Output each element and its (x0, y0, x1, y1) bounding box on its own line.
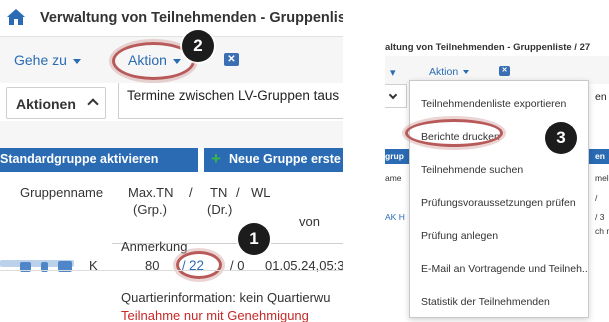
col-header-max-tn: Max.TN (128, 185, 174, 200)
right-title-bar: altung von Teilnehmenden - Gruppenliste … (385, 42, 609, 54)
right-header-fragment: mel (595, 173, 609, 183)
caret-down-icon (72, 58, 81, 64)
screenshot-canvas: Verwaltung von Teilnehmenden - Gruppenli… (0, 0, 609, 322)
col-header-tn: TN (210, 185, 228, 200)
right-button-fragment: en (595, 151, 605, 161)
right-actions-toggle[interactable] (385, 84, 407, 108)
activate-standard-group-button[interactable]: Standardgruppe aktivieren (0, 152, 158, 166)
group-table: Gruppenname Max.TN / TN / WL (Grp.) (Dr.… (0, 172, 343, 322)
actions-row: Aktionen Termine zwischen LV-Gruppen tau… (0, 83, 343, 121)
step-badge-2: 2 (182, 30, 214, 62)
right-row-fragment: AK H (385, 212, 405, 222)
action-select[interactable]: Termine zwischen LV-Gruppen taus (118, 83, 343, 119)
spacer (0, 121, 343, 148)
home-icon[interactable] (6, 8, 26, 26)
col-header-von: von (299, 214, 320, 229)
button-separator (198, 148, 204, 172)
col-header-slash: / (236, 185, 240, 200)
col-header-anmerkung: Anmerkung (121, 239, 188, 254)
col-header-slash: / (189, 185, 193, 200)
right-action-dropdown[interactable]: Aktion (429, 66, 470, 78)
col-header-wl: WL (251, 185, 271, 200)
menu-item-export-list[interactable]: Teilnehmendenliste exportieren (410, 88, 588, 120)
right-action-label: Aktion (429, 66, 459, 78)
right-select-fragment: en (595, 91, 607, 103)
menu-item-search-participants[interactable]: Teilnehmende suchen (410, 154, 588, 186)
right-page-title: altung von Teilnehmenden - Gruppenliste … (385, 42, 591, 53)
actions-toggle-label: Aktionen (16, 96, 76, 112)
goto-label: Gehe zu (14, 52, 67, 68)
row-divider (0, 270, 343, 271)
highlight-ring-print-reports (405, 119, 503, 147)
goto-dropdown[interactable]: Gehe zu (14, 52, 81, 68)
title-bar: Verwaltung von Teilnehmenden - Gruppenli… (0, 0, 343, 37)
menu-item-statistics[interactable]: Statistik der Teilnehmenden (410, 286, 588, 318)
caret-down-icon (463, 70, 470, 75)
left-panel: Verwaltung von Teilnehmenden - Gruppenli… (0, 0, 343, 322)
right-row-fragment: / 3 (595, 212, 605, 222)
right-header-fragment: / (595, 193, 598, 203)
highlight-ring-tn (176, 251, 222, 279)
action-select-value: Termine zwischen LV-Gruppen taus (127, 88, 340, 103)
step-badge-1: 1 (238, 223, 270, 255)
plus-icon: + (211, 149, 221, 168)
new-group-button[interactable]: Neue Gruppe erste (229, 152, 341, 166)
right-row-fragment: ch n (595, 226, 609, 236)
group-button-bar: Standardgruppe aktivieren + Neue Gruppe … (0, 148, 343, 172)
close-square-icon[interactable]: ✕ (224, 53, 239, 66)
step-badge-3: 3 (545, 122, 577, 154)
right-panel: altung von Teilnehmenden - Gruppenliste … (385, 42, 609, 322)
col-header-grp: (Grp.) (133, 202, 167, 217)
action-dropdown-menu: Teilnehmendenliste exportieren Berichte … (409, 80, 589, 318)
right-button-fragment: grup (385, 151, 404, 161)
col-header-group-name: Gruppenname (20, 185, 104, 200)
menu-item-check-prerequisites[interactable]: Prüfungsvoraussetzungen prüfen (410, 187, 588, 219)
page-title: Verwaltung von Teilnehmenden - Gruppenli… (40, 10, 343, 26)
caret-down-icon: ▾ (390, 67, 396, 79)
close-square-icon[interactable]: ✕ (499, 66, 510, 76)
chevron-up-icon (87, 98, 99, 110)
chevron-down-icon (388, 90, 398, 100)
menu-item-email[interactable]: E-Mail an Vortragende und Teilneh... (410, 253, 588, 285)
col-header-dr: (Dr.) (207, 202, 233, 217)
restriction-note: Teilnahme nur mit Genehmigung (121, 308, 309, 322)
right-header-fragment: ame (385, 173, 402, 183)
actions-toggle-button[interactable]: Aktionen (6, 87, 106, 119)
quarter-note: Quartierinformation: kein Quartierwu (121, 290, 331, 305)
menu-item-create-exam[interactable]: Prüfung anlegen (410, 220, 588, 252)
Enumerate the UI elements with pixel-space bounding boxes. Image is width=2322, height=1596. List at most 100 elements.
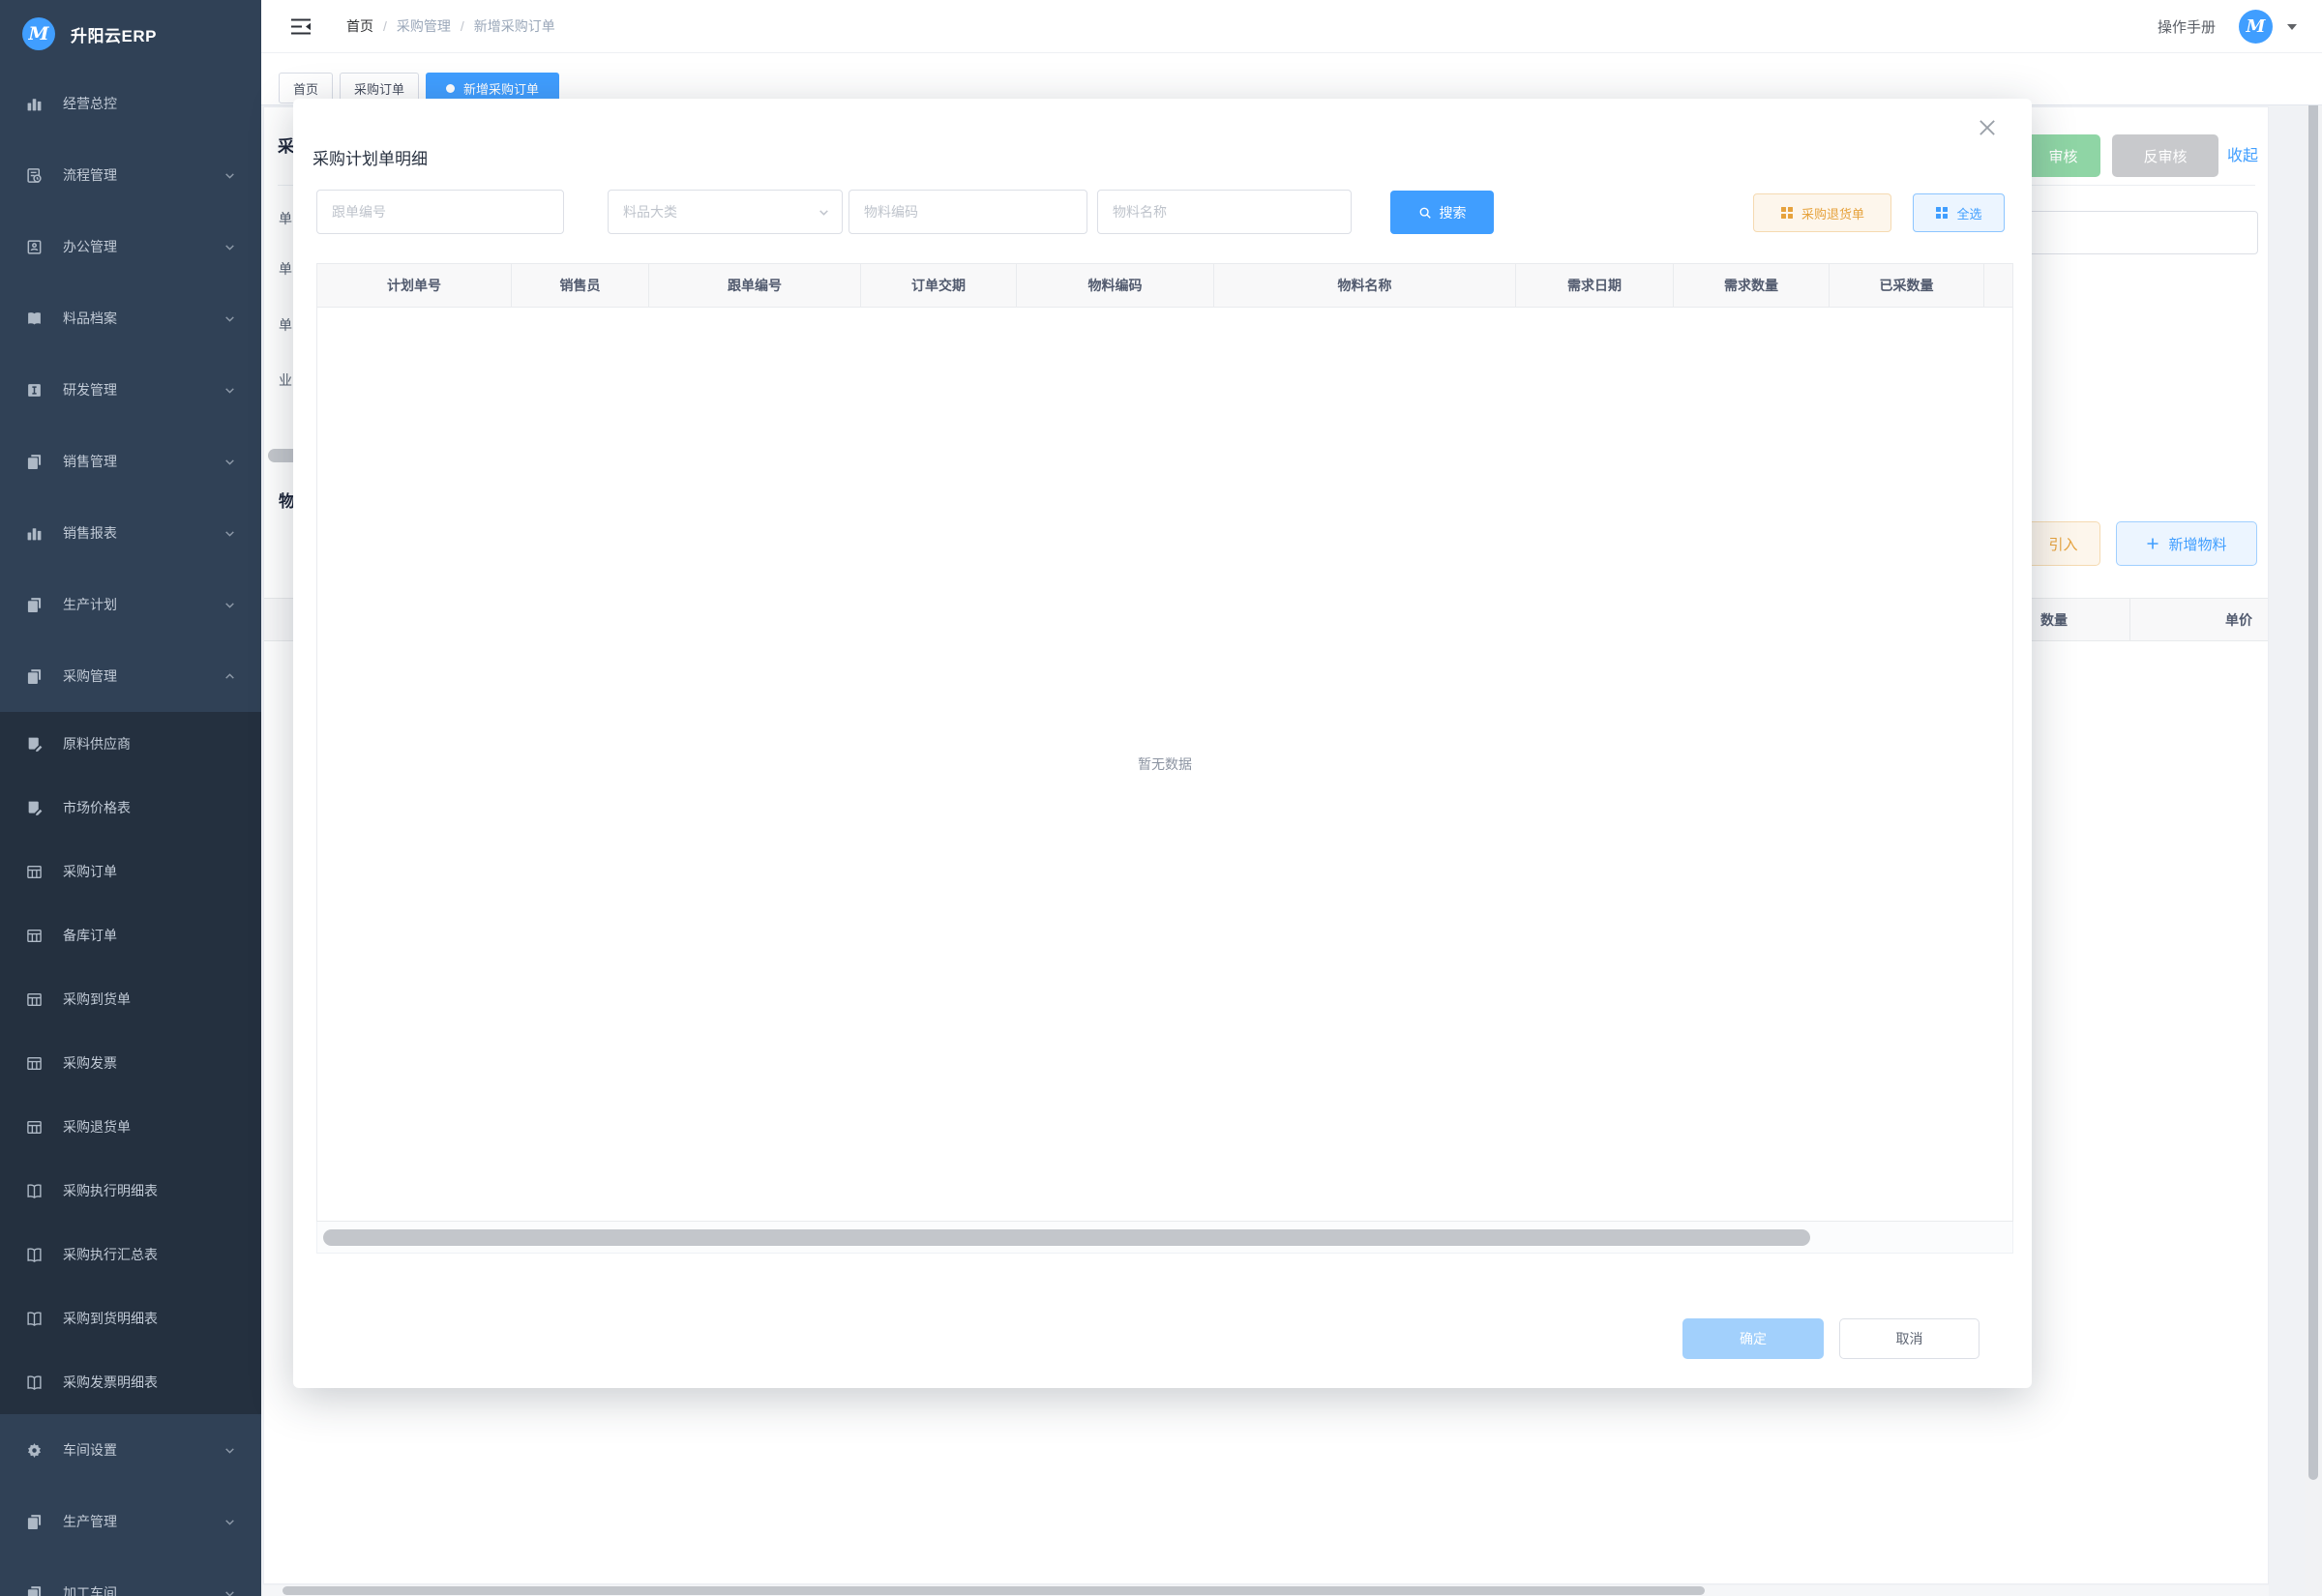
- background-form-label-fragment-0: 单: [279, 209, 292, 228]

--*--

▶ Task description: Reproduce every row above verbatim, leaving out the pictures.

▶ Written reply:
Output each element and its (x0, y0, x1, y1) bounding box on its own line.
col-header-max-tn: Max.TN (128, 185, 174, 200)
right-title-bar: altung von Teilnehmenden - Gruppenliste … (385, 42, 609, 54)
right-header-fragment: mel (595, 173, 609, 183)
caret-down-icon (72, 58, 81, 64)
screenshot-canvas: Verwaltung von Teilnehmenden - Gruppenli… (0, 0, 609, 322)
col-header-tn: TN (210, 185, 228, 200)
right-button-fragment: en (595, 151, 605, 161)
right-actions-toggle[interactable] (385, 84, 407, 108)
activate-standard-group-button[interactable]: Standardgruppe aktivieren (0, 152, 158, 166)
group-table: Gruppenname Max.TN / TN / WL (Grp.) (Dr.… (0, 172, 343, 322)
actions-row: Aktionen Termine zwischen LV-Gruppen tau… (0, 83, 343, 121)
step-badge-2: 2 (182, 30, 214, 62)
right-row-fragment: AK H (385, 212, 405, 222)
action-select[interactable]: Termine zwischen LV-Gruppen taus (118, 83, 343, 119)
spacer (0, 121, 343, 148)
home-icon[interactable] (6, 8, 26, 26)
col-header-von: von (299, 214, 320, 229)
button-separator (198, 148, 204, 172)
col-header-slash: / (236, 185, 240, 200)
col-header-anmerkung: Anmerkung (121, 239, 188, 254)
col-header-slash: / (189, 185, 193, 200)
right-action-dropdown[interactable]: Aktion (429, 66, 470, 78)
col-header-wl: WL (251, 185, 271, 200)
menu-item-export-list[interactable]: Teilnehmendenliste exportieren (410, 88, 588, 120)
right-action-label: Aktion (429, 66, 459, 78)
right-select-fragment: en (595, 91, 607, 103)
menu-item-search-participants[interactable]: Teilnehmende suchen (410, 154, 588, 186)
right-page-title: altung von Teilnehmenden - Gruppenliste … (385, 42, 591, 53)
actions-toggle-label: Aktionen (16, 96, 76, 112)
goto-label: Gehe zu (14, 52, 67, 68)
row-divider (0, 270, 343, 271)
highlight-ring-print-reports (405, 119, 503, 147)
goto-dropdown[interactable]: Gehe zu (14, 52, 81, 68)
title-bar: Verwaltung von Teilnehmenden - Gruppenli… (0, 0, 343, 37)
menu-item-statistics[interactable]: Statistik der Teilnehmenden (410, 286, 588, 318)
caret-down-icon (463, 70, 470, 75)
left-panel: Verwaltung von Teilnehmenden - Gruppenli… (0, 0, 343, 322)
right-row-fragment: / 3 (595, 212, 605, 222)
right-header-fragment: / (595, 193, 598, 203)
highlight-ring-tn (176, 251, 222, 279)
action-select-value: Termine zwischen LV-Gruppen taus (127, 88, 340, 103)
step-badge-1: 1 (238, 223, 270, 255)
plus-icon: + (211, 149, 221, 168)
new-group-button[interactable]: Neue Gruppe erste (229, 152, 341, 166)
right-row-fragment: ch n (595, 226, 609, 236)
group-button-bar: Standardgruppe aktivieren + Neue Gruppe … (0, 148, 343, 172)
close-square-icon[interactable]: ✕ (224, 53, 239, 66)
step-badge-3: 3 (545, 122, 577, 154)
right-panel: altung von Teilnehmenden - Gruppenliste … (385, 42, 609, 322)
col-header-grp: (Grp.) (133, 202, 167, 217)
action-dropdown-menu: Teilnehmendenliste exportieren Berichte … (409, 80, 589, 318)
right-button-fragment: grup (385, 151, 404, 161)
col-header-group-name: Gruppenname (20, 185, 104, 200)
menu-item-check-prerequisites[interactable]: Prüfungsvoraussetzungen prüfen (410, 187, 588, 219)
page-title: Verwaltung von Teilnehmenden - Gruppenli… (40, 10, 343, 26)
caret-down-icon: ▾ (390, 67, 396, 79)
close-square-icon[interactable]: ✕ (499, 66, 510, 76)
chevron-up-icon (87, 98, 99, 110)
chevron-down-icon (388, 90, 398, 100)
menu-item-email[interactable]: E-Mail an Vortragende und Teilneh... (410, 253, 588, 285)
col-header-dr: (Dr.) (207, 202, 233, 217)
restriction-note: Teilnahme nur mit Genehmigung (121, 308, 309, 322)
right-header-fragment: ame (385, 173, 402, 183)
actions-toggle-button[interactable]: Aktionen (6, 87, 106, 119)
quarter-note: Quartierinformation: kein Quartierwu (121, 290, 331, 305)
menu-item-create-exam[interactable]: Prüfung anlegen (410, 220, 588, 252)
Enumerate the UI elements with pixel-space bounding boxes. Image is width=2322, height=1596. List at most 100 elements.
- background-form-label-fragment-0: 单: [279, 209, 292, 228]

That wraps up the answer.